**Directions for this task:** Omit all images, then return the remaining material exactly as it stands.

Dataset items:
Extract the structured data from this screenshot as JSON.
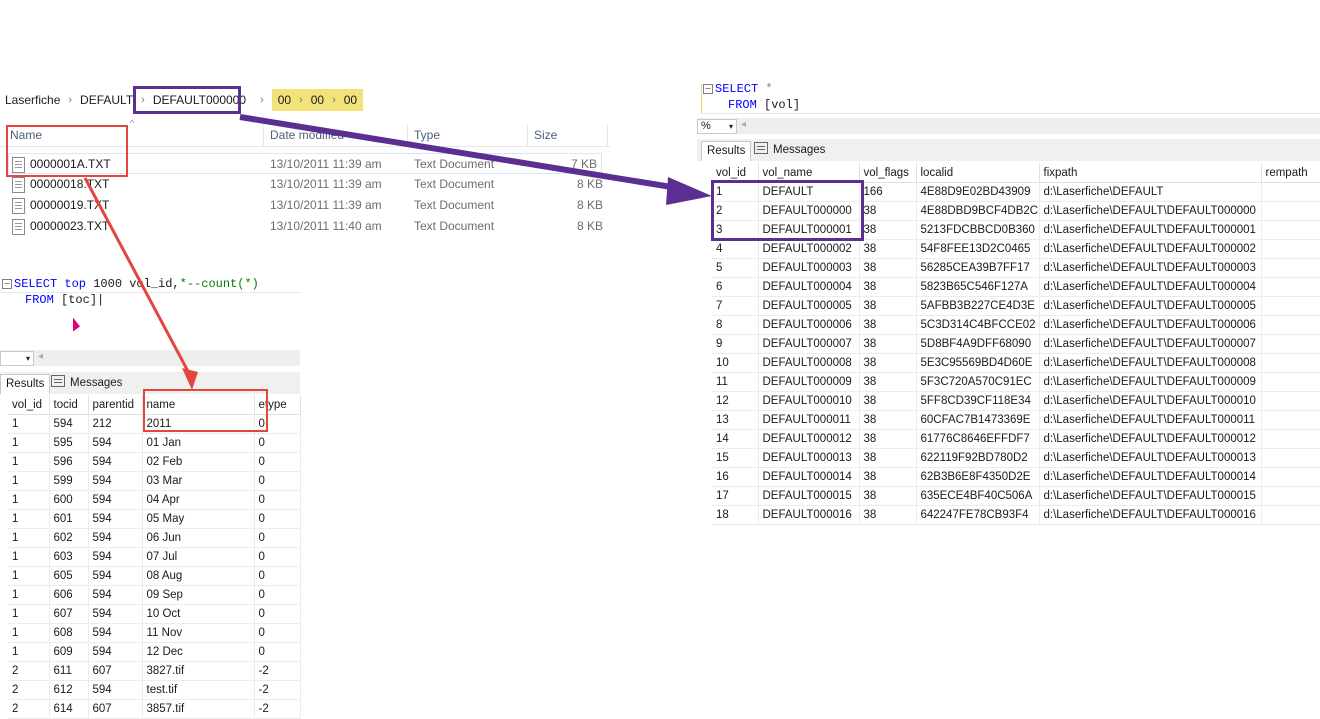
{
  "breadcrumb": {
    "items": [
      "Laserfiche",
      "DEFAULT",
      "DEFAULT000000"
    ],
    "highlighted": [
      "00",
      "00",
      "00"
    ]
  },
  "file_list": {
    "columns": [
      "Name",
      "Date modified",
      "Type",
      "Size"
    ],
    "rows": [
      {
        "name": "0000001A.TXT",
        "date": "13/10/2011 11:39 am",
        "type": "Text Document",
        "size": "7 KB"
      },
      {
        "name": "00000018.TXT",
        "date": "13/10/2011 11:39 am",
        "type": "Text Document",
        "size": "8 KB"
      },
      {
        "name": "00000019.TXT",
        "date": "13/10/2011 11:39 am",
        "type": "Text Document",
        "size": "8 KB"
      },
      {
        "name": "00000023.TXT",
        "date": "13/10/2011 11:40 am",
        "type": "Text Document",
        "size": "8 KB"
      }
    ]
  },
  "query_left": {
    "line1_kw": "SELECT top",
    "line1_rest": " 1000 vol_id,",
    "line1_comment": "*--count(*)",
    "line2_kw": "FROM",
    "line2_rest": " [toc]",
    "zoom": "",
    "tab_results": "Results",
    "tab_messages": "Messages",
    "columns": [
      "vol_id",
      "tocid",
      "parentid",
      "name",
      "etype"
    ],
    "rows": [
      [
        "1",
        "594",
        "212",
        "2011",
        "0"
      ],
      [
        "1",
        "595",
        "594",
        "01 Jan",
        "0"
      ],
      [
        "1",
        "596",
        "594",
        "02 Feb",
        "0"
      ],
      [
        "1",
        "599",
        "594",
        "03 Mar",
        "0"
      ],
      [
        "1",
        "600",
        "594",
        "04 Apr",
        "0"
      ],
      [
        "1",
        "601",
        "594",
        "05 May",
        "0"
      ],
      [
        "1",
        "602",
        "594",
        "06 Jun",
        "0"
      ],
      [
        "1",
        "603",
        "594",
        "07 Jul",
        "0"
      ],
      [
        "1",
        "605",
        "594",
        "08 Aug",
        "0"
      ],
      [
        "1",
        "606",
        "594",
        "09 Sep",
        "0"
      ],
      [
        "1",
        "607",
        "594",
        "10 Oct",
        "0"
      ],
      [
        "1",
        "608",
        "594",
        "11 Nov",
        "0"
      ],
      [
        "1",
        "609",
        "594",
        "12 Dec",
        "0"
      ],
      [
        "2",
        "611",
        "607",
        "3827.tif",
        "-2"
      ],
      [
        "2",
        "612",
        "594",
        "test.tif",
        "-2"
      ],
      [
        "2",
        "614",
        "607",
        "3857.tif",
        "-2"
      ]
    ]
  },
  "query_right": {
    "line1_kw": "SELECT",
    "line1_rest": " *",
    "line2_kw": "FROM",
    "line2_rest": " [vol]",
    "zoom": "%",
    "tab_results": "Results",
    "tab_messages": "Messages",
    "columns": [
      "vol_id",
      "vol_name",
      "vol_flags",
      "localid",
      "fixpath",
      "rempath"
    ],
    "rows": [
      [
        "1",
        "DEFAULT",
        "166",
        "4E88D9E02BD43909",
        "d:\\Laserfiche\\DEFAULT",
        ""
      ],
      [
        "2",
        "DEFAULT000000",
        "38",
        "4E88DBD9BCF4DB2C",
        "d:\\Laserfiche\\DEFAULT\\DEFAULT000000",
        ""
      ],
      [
        "3",
        "DEFAULT000001",
        "38",
        "5213FDCBBCD0B360",
        "d:\\Laserfiche\\DEFAULT\\DEFAULT000001",
        ""
      ],
      [
        "4",
        "DEFAULT000002",
        "38",
        "54F8FEE13D2C0465",
        "d:\\Laserfiche\\DEFAULT\\DEFAULT000002",
        ""
      ],
      [
        "5",
        "DEFAULT000003",
        "38",
        "56285CEA39B7FF17",
        "d:\\Laserfiche\\DEFAULT\\DEFAULT000003",
        ""
      ],
      [
        "6",
        "DEFAULT000004",
        "38",
        "5823B65C546F127A",
        "d:\\Laserfiche\\DEFAULT\\DEFAULT000004",
        ""
      ],
      [
        "7",
        "DEFAULT000005",
        "38",
        "5AFBB3B227CE4D3E",
        "d:\\Laserfiche\\DEFAULT\\DEFAULT000005",
        ""
      ],
      [
        "8",
        "DEFAULT000006",
        "38",
        "5C3D314C4BFCCE02",
        "d:\\Laserfiche\\DEFAULT\\DEFAULT000006",
        ""
      ],
      [
        "9",
        "DEFAULT000007",
        "38",
        "5D8BF4A9DFF68090",
        "d:\\Laserfiche\\DEFAULT\\DEFAULT000007",
        ""
      ],
      [
        "10",
        "DEFAULT000008",
        "38",
        "5E3C95569BD4D60E",
        "d:\\Laserfiche\\DEFAULT\\DEFAULT000008",
        ""
      ],
      [
        "11",
        "DEFAULT000009",
        "38",
        "5F3C720A570C91EC",
        "d:\\Laserfiche\\DEFAULT\\DEFAULT000009",
        ""
      ],
      [
        "12",
        "DEFAULT000010",
        "38",
        "5FF8CD39CF118E34",
        "d:\\Laserfiche\\DEFAULT\\DEFAULT000010",
        ""
      ],
      [
        "13",
        "DEFAULT000011",
        "38",
        "60CFAC7B1473369E",
        "d:\\Laserfiche\\DEFAULT\\DEFAULT000011",
        ""
      ],
      [
        "14",
        "DEFAULT000012",
        "38",
        "61776C8646EFFDF7",
        "d:\\Laserfiche\\DEFAULT\\DEFAULT000012",
        ""
      ],
      [
        "15",
        "DEFAULT000013",
        "38",
        "622119F92BD780D2",
        "d:\\Laserfiche\\DEFAULT\\DEFAULT000013",
        ""
      ],
      [
        "16",
        "DEFAULT000014",
        "38",
        "62B3B6E8F4350D2E",
        "d:\\Laserfiche\\DEFAULT\\DEFAULT000014",
        ""
      ],
      [
        "17",
        "DEFAULT000015",
        "38",
        "635ECE4BF40C506A",
        "d:\\Laserfiche\\DEFAULT\\DEFAULT000015",
        ""
      ],
      [
        "18",
        "DEFAULT000016",
        "38",
        "642247FE78CB93F4",
        "d:\\Laserfiche\\DEFAULT\\DEFAULT000016",
        ""
      ]
    ]
  },
  "annotation_colors": {
    "red": "#e2463f",
    "purple": "#5b2f91",
    "highlight": "#f3e27a"
  }
}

**Exercise response:**
Extract the structured data from this screenshot as JSON.
{
  "breadcrumb": {
    "items": [
      "Laserfiche",
      "DEFAULT",
      "DEFAULT000000"
    ],
    "highlighted": [
      "00",
      "00",
      "00"
    ]
  },
  "file_list": {
    "columns": [
      "Name",
      "Date modified",
      "Type",
      "Size"
    ],
    "rows": [
      {
        "name": "0000001A.TXT",
        "date": "13/10/2011 11:39 am",
        "type": "Text Document",
        "size": "7 KB"
      },
      {
        "name": "00000018.TXT",
        "date": "13/10/2011 11:39 am",
        "type": "Text Document",
        "size": "8 KB"
      },
      {
        "name": "00000019.TXT",
        "date": "13/10/2011 11:39 am",
        "type": "Text Document",
        "size": "8 KB"
      },
      {
        "name": "00000023.TXT",
        "date": "13/10/2011 11:40 am",
        "type": "Text Document",
        "size": "8 KB"
      }
    ]
  },
  "query_left": {
    "line1_kw": "SELECT top",
    "line1_rest": " 1000 vol_id,",
    "line1_comment": "*--count(*)",
    "line2_kw": "FROM",
    "line2_rest": " [toc]",
    "zoom": "",
    "tab_results": "Results",
    "tab_messages": "Messages",
    "columns": [
      "vol_id",
      "tocid",
      "parentid",
      "name",
      "etype"
    ],
    "rows": [
      [
        "1",
        "594",
        "212",
        "2011",
        "0"
      ],
      [
        "1",
        "595",
        "594",
        "01 Jan",
        "0"
      ],
      [
        "1",
        "596",
        "594",
        "02 Feb",
        "0"
      ],
      [
        "1",
        "599",
        "594",
        "03 Mar",
        "0"
      ],
      [
        "1",
        "600",
        "594",
        "04 Apr",
        "0"
      ],
      [
        "1",
        "601",
        "594",
        "05 May",
        "0"
      ],
      [
        "1",
        "602",
        "594",
        "06 Jun",
        "0"
      ],
      [
        "1",
        "603",
        "594",
        "07 Jul",
        "0"
      ],
      [
        "1",
        "605",
        "594",
        "08 Aug",
        "0"
      ],
      [
        "1",
        "606",
        "594",
        "09 Sep",
        "0"
      ],
      [
        "1",
        "607",
        "594",
        "10 Oct",
        "0"
      ],
      [
        "1",
        "608",
        "594",
        "11 Nov",
        "0"
      ],
      [
        "1",
        "609",
        "594",
        "12 Dec",
        "0"
      ],
      [
        "2",
        "611",
        "607",
        "3827.tif",
        "-2"
      ],
      [
        "2",
        "612",
        "594",
        "test.tif",
        "-2"
      ],
      [
        "2",
        "614",
        "607",
        "3857.tif",
        "-2"
      ]
    ]
  },
  "query_right": {
    "line1_kw": "SELECT",
    "line1_rest": " *",
    "line2_kw": "FROM",
    "line2_rest": " [vol]",
    "zoom": "%",
    "tab_results": "Results",
    "tab_messages": "Messages",
    "columns": [
      "vol_id",
      "vol_name",
      "vol_flags",
      "localid",
      "fixpath",
      "rempath"
    ],
    "rows": [
      [
        "1",
        "DEFAULT",
        "166",
        "4E88D9E02BD43909",
        "d:\\Laserfiche\\DEFAULT",
        ""
      ],
      [
        "2",
        "DEFAULT000000",
        "38",
        "4E88DBD9BCF4DB2C",
        "d:\\Laserfiche\\DEFAULT\\DEFAULT000000",
        ""
      ],
      [
        "3",
        "DEFAULT000001",
        "38",
        "5213FDCBBCD0B360",
        "d:\\Laserfiche\\DEFAULT\\DEFAULT000001",
        ""
      ],
      [
        "4",
        "DEFAULT000002",
        "38",
        "54F8FEE13D2C0465",
        "d:\\Laserfiche\\DEFAULT\\DEFAULT000002",
        ""
      ],
      [
        "5",
        "DEFAULT000003",
        "38",
        "56285CEA39B7FF17",
        "d:\\Laserfiche\\DEFAULT\\DEFAULT000003",
        ""
      ],
      [
        "6",
        "DEFAULT000004",
        "38",
        "5823B65C546F127A",
        "d:\\Laserfiche\\DEFAULT\\DEFAULT000004",
        ""
      ],
      [
        "7",
        "DEFAULT000005",
        "38",
        "5AFBB3B227CE4D3E",
        "d:\\Laserfiche\\DEFAULT\\DEFAULT000005",
        ""
      ],
      [
        "8",
        "DEFAULT000006",
        "38",
        "5C3D314C4BFCCE02",
        "d:\\Laserfiche\\DEFAULT\\DEFAULT000006",
        ""
      ],
      [
        "9",
        "DEFAULT000007",
        "38",
        "5D8BF4A9DFF68090",
        "d:\\Laserfiche\\DEFAULT\\DEFAULT000007",
        ""
      ],
      [
        "10",
        "DEFAULT000008",
        "38",
        "5E3C95569BD4D60E",
        "d:\\Laserfiche\\DEFAULT\\DEFAULT000008",
        ""
      ],
      [
        "11",
        "DEFAULT000009",
        "38",
        "5F3C720A570C91EC",
        "d:\\Laserfiche\\DEFAULT\\DEFAULT000009",
        ""
      ],
      [
        "12",
        "DEFAULT000010",
        "38",
        "5FF8CD39CF118E34",
        "d:\\Laserfiche\\DEFAULT\\DEFAULT000010",
        ""
      ],
      [
        "13",
        "DEFAULT000011",
        "38",
        "60CFAC7B1473369E",
        "d:\\Laserfiche\\DEFAULT\\DEFAULT000011",
        ""
      ],
      [
        "14",
        "DEFAULT000012",
        "38",
        "61776C8646EFFDF7",
        "d:\\Laserfiche\\DEFAULT\\DEFAULT000012",
        ""
      ],
      [
        "15",
        "DEFAULT000013",
        "38",
        "622119F92BD780D2",
        "d:\\Laserfiche\\DEFAULT\\DEFAULT000013",
        ""
      ],
      [
        "16",
        "DEFAULT000014",
        "38",
        "62B3B6E8F4350D2E",
        "d:\\Laserfiche\\DEFAULT\\DEFAULT000014",
        ""
      ],
      [
        "17",
        "DEFAULT000015",
        "38",
        "635ECE4BF40C506A",
        "d:\\Laserfiche\\DEFAULT\\DEFAULT000015",
        ""
      ],
      [
        "18",
        "DEFAULT000016",
        "38",
        "642247FE78CB93F4",
        "d:\\Laserfiche\\DEFAULT\\DEFAULT000016",
        ""
      ]
    ]
  },
  "annotation_colors": {
    "red": "#e2463f",
    "purple": "#5b2f91",
    "highlight": "#f3e27a"
  }
}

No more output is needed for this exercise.